● **WRITTEN PROBLEM**
Using the data below, repeat all of it precisely.

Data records
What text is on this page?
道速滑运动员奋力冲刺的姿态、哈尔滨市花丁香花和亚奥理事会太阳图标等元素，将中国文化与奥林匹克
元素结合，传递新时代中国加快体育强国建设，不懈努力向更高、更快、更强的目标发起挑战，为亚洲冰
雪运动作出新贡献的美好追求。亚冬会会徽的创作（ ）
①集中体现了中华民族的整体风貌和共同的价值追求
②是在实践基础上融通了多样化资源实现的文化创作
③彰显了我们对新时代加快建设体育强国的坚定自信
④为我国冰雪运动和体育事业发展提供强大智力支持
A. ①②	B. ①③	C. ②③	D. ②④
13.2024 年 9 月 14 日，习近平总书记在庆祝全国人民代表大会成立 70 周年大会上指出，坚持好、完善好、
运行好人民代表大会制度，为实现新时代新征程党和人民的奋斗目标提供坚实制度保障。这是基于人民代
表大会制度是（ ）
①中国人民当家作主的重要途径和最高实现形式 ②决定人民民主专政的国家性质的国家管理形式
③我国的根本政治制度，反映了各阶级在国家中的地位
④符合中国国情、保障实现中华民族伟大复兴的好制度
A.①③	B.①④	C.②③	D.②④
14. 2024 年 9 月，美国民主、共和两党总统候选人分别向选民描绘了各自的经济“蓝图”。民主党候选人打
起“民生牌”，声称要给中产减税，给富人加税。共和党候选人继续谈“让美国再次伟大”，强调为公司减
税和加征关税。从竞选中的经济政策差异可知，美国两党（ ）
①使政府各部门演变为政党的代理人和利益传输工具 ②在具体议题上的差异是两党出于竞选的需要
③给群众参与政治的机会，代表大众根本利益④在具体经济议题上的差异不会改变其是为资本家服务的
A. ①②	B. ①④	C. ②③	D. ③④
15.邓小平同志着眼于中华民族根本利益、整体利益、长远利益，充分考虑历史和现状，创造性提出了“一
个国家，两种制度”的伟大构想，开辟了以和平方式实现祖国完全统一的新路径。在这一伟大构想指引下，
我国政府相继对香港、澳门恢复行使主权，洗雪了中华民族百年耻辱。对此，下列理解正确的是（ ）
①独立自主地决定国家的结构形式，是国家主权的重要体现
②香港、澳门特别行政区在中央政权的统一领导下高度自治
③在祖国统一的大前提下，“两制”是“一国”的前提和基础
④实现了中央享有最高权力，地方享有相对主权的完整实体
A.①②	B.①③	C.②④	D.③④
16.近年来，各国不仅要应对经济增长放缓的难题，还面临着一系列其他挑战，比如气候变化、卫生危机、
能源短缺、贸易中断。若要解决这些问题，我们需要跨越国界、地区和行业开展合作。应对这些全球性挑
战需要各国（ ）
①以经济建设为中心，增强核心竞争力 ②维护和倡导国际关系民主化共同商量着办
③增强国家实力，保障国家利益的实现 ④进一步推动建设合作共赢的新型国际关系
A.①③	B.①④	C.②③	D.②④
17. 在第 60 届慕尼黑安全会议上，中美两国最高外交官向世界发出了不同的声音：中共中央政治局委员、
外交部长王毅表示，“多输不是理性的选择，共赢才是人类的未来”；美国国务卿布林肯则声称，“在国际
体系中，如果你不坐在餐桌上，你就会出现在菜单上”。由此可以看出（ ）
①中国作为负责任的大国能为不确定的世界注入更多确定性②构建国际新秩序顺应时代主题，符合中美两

● **EXERCISE RESULT**
What text is on this page?
道速滑运动员奋力冲刺的姿态、哈尔滨市花丁香花和亚奥理事会太阳图标等元素，将中国文化与奥林匹克
元素结合，传递新时代中国加快体育强国建设，不懈努力向更高、更快、更强的目标发起挑战，为亚洲冰
雪运动作出新贡献的美好追求。亚冬会会徽的创作（ ）
①集中体现了中华民族的整体风貌和共同的价值追求
②是在实践基础上融通了多样化资源实现的文化创作
③彰显了我们对新时代加快建设体育强国的坚定自信
④为我国冰雪运动和体育事业发展提供强大智力支持
A. ①②	B. ①③	C. ②③	D. ②④
13.2024 年 9 月 14 日，习近平总书记在庆祝全国人民代表大会成立 70 周年大会上指出，坚持好、完善好、
运行好人民代表大会制度，为实现新时代新征程党和人民的奋斗目标提供坚实制度保障。这是基于人民代
表大会制度是（ ）
①中国人民当家作主的重要途径和最高实现形式 ②决定人民民主专政的国家性质的国家管理形式
③我国的根本政治制度，反映了各阶级在国家中的地位
④符合中国国情、保障实现中华民族伟大复兴的好制度
A.①③	B.①④	C.②③	D.②④
14. 2024 年 9 月，美国民主、共和两党总统候选人分别向选民描绘了各自的经济“蓝图”。民主党候选人打
起“民生牌”，声称要给中产减税，给富人加税。共和党候选人继续谈“让美国再次伟大”，强调为公司减
税和加征关税。从竞选中的经济政策差异可知，美国两党（ ）
①使政府各部门演变为政党的代理人和利益传输工具 ②在具体议题上的差异是两党出于竞选的需要
③给群众参与政治的机会，代表大众根本利益④在具体经济议题上的差异不会改变其是为资本家服务的
A. ①②	B. ①④	C. ②③	D. ③④
15.邓小平同志着眼于中华民族根本利益、整体利益、长远利益，充分考虑历史和现状，创造性提出了“一
个国家，两种制度”的伟大构想，开辟了以和平方式实现祖国完全统一的新路径。在这一伟大构想指引下，
我国政府相继对香港、澳门恢复行使主权，洗雪了中华民族百年耻辱。对此，下列理解正确的是（ ）
①独立自主地决定国家的结构形式，是国家主权的重要体现
②香港、澳门特别行政区在中央政权的统一领导下高度自治
③在祖国统一的大前提下，“两制”是“一国”的前提和基础
④实现了中央享有最高权力，地方享有相对主权的完整实体
A.①②	B.①③	C.②④	D.③④
16.近年来，各国不仅要应对经济增长放缓的难题，还面临着一系列其他挑战，比如气候变化、卫生危机、
能源短缺、贸易中断。若要解决这些问题，我们需要跨越国界、地区和行业开展合作。应对这些全球性挑
战需要各国（ ）
①以经济建设为中心，增强核心竞争力 ②维护和倡导国际关系民主化共同商量着办
③增强国家实力，保障国家利益的实现 ④进一步推动建设合作共赢的新型国际关系
A.①③	B.①④	C.②③	D.②④
17. 在第 60 届慕尼黑安全会议上，中美两国最高外交官向世界发出了不同的声音：中共中央政治局委员、
外交部长王毅表示，“多输不是理性的选择，共赢才是人类的未来”；美国国务卿布林肯则声称，“在国际
体系中，如果你不坐在餐桌上，你就会出现在菜单上”。由此可以看出（ ）
①中国作为负责任的大国能为不确定的世界注入更多确定性②构建国际新秩序顺应时代主题，符合中美两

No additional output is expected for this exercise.